• [TASK TO CARRY OUT] Return the number of lines holding "sjedenje", with nothing added.

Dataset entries
◆ ◆ ◆

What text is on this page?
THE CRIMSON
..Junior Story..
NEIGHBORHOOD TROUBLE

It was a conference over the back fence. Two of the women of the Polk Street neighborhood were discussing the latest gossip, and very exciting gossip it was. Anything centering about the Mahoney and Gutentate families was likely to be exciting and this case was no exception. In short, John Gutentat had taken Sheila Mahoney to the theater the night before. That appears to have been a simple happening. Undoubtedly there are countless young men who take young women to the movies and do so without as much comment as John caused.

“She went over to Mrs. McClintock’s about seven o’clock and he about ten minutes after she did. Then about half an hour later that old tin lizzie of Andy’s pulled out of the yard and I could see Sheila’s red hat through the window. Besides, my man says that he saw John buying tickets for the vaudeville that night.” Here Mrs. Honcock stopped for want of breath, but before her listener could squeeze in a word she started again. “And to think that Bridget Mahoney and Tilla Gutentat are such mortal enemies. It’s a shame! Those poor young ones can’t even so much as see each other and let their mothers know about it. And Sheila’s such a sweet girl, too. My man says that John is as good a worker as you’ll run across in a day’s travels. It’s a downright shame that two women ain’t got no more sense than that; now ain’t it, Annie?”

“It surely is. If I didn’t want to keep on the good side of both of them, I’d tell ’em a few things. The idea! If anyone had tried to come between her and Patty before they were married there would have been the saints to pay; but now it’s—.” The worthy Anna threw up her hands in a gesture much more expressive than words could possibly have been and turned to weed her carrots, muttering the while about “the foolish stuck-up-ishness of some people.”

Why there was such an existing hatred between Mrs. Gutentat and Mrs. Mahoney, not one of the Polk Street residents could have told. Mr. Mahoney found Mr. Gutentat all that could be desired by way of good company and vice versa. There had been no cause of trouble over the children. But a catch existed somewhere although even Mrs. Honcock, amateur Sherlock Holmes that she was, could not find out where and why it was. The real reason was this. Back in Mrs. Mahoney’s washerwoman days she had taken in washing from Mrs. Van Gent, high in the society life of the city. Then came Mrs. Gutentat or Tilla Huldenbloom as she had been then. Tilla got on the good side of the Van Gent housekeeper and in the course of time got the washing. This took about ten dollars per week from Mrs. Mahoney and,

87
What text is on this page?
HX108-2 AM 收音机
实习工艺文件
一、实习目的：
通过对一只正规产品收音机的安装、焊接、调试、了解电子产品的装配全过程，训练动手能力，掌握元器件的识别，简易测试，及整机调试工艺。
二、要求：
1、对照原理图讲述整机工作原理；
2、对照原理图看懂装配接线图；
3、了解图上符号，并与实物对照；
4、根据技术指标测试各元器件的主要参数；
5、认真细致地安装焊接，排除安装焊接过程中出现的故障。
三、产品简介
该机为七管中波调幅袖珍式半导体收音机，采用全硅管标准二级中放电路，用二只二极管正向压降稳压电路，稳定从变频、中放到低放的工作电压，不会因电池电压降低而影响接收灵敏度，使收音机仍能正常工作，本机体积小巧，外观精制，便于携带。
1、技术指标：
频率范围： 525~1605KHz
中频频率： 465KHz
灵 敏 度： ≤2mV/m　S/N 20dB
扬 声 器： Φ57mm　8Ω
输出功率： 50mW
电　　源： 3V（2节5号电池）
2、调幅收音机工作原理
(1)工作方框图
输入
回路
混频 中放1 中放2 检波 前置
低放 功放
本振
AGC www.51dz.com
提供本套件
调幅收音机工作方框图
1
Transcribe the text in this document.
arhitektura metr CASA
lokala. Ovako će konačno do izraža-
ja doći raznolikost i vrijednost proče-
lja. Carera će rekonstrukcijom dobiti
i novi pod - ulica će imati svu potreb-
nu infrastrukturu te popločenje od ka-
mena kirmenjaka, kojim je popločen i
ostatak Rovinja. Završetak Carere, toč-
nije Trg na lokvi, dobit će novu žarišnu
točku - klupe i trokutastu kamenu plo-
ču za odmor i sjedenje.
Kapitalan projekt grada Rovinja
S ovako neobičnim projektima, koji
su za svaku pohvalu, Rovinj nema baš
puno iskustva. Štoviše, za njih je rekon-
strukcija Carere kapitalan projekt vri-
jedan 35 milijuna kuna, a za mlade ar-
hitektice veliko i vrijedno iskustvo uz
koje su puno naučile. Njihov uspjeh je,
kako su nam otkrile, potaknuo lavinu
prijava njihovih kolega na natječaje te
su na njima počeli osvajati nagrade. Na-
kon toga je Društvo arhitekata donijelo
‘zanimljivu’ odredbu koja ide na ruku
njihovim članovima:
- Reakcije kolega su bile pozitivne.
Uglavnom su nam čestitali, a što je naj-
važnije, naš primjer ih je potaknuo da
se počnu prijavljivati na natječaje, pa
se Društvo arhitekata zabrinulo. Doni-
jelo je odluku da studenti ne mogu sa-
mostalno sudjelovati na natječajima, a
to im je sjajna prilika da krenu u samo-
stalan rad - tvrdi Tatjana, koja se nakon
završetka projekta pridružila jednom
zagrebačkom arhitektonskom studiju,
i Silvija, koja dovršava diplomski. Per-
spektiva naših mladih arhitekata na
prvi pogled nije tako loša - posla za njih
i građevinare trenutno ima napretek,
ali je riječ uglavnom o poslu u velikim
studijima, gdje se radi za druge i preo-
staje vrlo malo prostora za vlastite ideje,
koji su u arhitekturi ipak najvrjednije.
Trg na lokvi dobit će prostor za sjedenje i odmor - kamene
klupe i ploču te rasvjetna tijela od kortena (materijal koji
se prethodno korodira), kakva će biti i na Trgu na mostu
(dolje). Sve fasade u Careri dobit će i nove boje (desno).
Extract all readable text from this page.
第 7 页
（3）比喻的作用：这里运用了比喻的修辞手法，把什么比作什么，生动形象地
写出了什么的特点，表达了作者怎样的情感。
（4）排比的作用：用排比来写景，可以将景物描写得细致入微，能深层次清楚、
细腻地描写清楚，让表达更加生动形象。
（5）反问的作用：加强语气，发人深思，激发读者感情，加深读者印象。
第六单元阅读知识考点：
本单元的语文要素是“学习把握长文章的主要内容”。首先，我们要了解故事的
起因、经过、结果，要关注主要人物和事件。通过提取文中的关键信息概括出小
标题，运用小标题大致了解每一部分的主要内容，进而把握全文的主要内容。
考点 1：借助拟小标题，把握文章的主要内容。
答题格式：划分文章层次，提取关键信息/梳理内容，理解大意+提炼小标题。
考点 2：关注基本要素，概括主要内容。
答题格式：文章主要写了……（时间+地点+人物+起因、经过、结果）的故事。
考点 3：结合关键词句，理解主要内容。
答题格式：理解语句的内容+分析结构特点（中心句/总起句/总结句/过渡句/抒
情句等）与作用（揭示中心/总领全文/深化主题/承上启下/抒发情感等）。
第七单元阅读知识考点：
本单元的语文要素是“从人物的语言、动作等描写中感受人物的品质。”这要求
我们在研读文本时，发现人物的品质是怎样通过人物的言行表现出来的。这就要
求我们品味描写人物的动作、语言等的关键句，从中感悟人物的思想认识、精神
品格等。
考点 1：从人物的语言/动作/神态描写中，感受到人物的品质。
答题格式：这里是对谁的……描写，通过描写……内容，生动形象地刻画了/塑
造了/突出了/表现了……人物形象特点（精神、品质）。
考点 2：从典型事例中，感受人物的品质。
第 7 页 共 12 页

◆ ◆ ◆

• [OUTPUT OF THE EXERCISE] 2